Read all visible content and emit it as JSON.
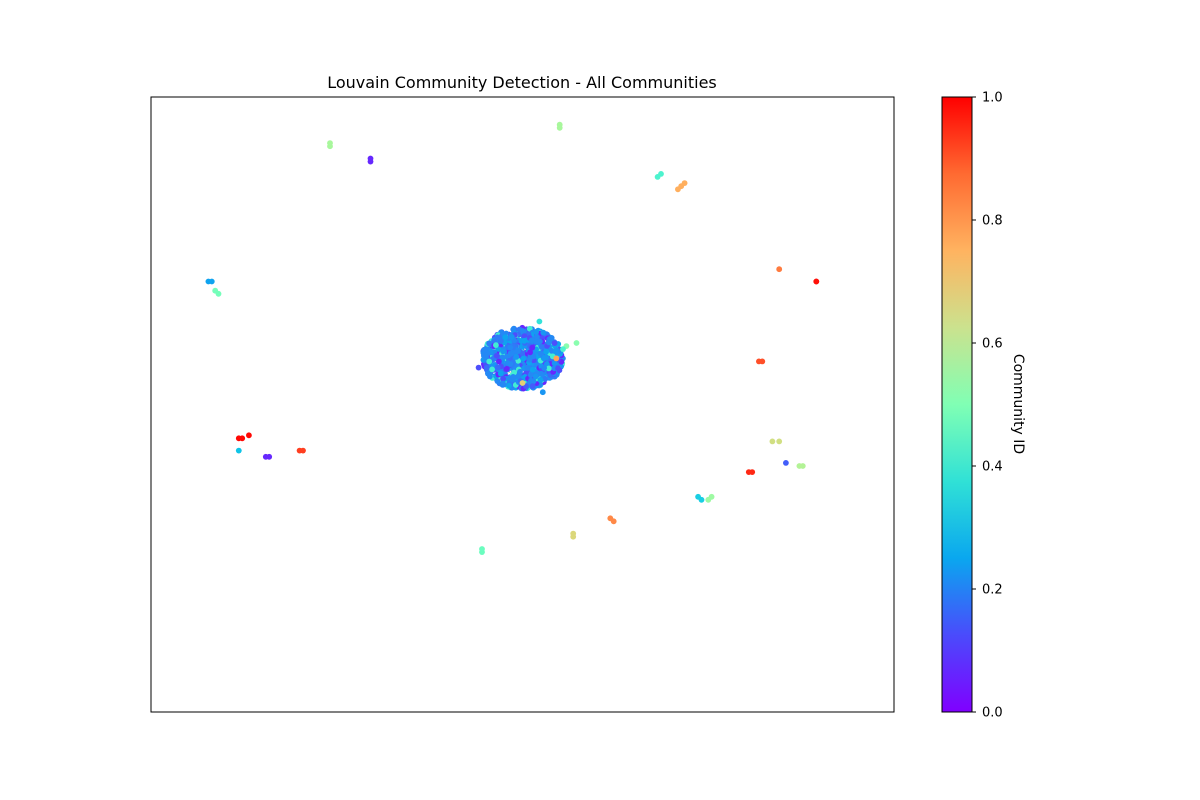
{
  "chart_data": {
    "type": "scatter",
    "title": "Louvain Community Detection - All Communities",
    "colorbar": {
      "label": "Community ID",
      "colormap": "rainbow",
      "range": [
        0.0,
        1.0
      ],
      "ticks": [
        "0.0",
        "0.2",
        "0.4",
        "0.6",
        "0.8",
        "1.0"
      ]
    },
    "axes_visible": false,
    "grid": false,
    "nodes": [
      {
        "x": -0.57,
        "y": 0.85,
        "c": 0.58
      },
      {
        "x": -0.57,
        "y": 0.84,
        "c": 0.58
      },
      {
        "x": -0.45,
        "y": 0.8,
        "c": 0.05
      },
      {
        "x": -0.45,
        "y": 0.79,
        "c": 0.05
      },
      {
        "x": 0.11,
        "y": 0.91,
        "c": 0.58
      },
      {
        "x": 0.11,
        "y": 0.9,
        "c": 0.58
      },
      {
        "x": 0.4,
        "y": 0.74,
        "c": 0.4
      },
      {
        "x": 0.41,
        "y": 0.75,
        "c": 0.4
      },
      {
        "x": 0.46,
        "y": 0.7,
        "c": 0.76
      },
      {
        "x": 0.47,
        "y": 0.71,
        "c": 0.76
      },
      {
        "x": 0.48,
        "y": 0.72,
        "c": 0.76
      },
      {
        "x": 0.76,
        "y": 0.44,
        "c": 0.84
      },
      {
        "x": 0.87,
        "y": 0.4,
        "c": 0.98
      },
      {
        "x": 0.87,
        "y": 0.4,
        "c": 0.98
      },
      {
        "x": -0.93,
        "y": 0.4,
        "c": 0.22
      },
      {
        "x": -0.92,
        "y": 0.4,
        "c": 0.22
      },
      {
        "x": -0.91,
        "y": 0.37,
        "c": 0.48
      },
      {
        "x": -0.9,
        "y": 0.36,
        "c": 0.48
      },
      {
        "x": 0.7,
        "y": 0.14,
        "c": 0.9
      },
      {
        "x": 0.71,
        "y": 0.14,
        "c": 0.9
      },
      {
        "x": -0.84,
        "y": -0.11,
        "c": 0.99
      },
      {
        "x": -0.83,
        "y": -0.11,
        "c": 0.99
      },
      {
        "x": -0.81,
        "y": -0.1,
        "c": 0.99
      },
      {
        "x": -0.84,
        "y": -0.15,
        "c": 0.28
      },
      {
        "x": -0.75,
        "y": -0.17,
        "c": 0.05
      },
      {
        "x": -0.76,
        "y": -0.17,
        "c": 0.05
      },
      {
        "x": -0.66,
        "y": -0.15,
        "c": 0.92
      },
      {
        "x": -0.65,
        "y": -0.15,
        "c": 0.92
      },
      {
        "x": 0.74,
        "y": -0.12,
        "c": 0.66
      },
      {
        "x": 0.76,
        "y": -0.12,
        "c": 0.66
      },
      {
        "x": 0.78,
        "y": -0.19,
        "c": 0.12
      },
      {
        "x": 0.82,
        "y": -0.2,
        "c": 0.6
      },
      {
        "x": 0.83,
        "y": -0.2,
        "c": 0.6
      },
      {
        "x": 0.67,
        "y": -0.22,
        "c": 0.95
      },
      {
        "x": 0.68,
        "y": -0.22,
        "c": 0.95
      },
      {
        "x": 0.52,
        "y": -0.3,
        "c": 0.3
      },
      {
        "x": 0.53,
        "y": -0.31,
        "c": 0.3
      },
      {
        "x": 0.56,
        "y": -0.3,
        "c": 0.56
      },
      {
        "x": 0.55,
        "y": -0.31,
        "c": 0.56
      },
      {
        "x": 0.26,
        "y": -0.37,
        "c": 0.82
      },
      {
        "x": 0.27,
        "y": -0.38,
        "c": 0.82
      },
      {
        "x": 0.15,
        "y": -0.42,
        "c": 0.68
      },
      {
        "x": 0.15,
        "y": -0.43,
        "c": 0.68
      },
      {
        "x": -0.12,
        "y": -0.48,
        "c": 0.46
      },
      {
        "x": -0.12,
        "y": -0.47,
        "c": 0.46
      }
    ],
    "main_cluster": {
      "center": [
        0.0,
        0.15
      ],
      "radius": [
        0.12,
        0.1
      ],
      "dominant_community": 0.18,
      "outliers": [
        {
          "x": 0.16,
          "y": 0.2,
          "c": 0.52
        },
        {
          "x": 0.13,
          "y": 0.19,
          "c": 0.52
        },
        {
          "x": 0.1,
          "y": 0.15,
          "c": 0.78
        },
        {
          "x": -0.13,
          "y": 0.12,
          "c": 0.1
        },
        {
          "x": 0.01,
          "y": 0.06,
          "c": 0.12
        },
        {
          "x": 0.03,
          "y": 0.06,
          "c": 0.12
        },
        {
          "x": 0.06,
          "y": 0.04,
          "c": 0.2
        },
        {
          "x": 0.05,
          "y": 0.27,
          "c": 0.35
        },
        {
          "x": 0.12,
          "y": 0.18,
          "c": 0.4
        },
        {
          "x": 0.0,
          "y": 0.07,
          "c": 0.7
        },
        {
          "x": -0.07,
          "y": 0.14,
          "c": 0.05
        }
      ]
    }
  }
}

---

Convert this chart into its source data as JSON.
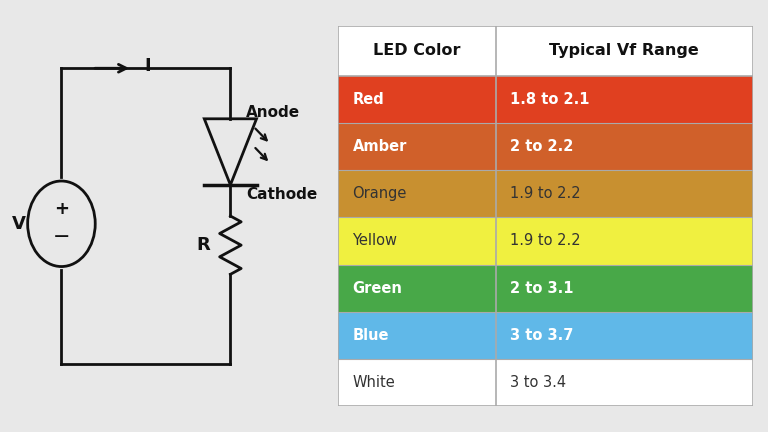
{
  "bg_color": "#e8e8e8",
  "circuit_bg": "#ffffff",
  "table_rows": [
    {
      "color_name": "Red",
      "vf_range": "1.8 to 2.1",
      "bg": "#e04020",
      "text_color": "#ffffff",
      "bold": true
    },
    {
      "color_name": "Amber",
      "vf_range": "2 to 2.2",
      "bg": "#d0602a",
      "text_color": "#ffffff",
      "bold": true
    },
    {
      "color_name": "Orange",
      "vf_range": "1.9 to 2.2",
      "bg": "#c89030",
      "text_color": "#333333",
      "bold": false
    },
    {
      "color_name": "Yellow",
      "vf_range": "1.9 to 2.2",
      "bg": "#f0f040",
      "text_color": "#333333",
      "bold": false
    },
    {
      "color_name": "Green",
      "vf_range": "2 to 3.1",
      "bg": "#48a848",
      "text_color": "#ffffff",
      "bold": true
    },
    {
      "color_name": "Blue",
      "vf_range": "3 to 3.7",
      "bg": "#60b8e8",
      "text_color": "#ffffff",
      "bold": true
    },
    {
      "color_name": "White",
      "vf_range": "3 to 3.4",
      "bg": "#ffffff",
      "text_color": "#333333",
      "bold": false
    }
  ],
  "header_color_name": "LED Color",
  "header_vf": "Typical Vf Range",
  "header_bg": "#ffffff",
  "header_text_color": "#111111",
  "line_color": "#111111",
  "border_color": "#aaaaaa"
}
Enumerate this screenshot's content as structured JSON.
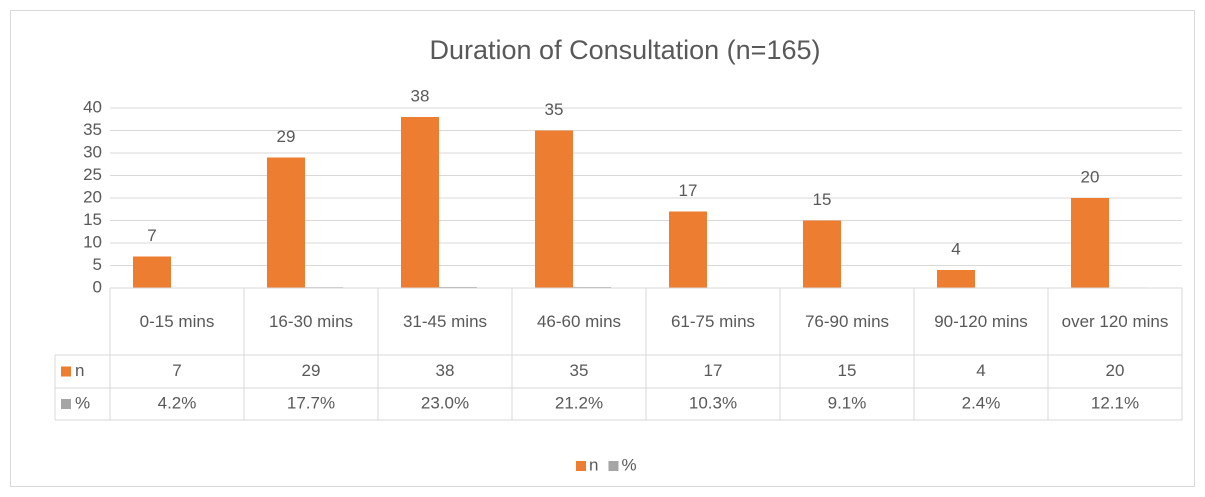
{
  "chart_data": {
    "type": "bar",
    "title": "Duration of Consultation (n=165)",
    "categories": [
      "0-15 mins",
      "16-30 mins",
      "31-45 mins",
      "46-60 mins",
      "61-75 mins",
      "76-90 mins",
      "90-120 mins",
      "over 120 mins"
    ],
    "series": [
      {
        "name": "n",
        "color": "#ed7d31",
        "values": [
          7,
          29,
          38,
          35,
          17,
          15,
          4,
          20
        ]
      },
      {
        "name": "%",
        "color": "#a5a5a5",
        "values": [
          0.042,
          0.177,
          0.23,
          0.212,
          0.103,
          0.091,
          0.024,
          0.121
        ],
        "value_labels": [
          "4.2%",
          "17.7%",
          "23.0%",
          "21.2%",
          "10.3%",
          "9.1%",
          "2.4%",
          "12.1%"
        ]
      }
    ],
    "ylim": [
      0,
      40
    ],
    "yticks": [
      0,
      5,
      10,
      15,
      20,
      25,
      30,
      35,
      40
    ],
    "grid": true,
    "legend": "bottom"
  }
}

==

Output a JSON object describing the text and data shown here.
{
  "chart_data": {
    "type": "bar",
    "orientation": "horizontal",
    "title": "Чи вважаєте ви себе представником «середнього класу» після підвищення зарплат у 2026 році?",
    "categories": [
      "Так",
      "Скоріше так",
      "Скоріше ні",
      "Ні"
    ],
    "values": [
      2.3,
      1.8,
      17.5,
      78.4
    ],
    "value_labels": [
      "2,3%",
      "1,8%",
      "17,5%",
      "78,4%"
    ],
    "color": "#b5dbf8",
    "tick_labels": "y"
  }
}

= Problem description =
Filter for "JSON". Return all lines that hold it.

= Solution =
Read all visible content and emit it as JSON.
Convert this chart into its source data as JSON.
Enumerate this screenshot's content as structured JSON.
Output a JSON object describing the text and data shown here.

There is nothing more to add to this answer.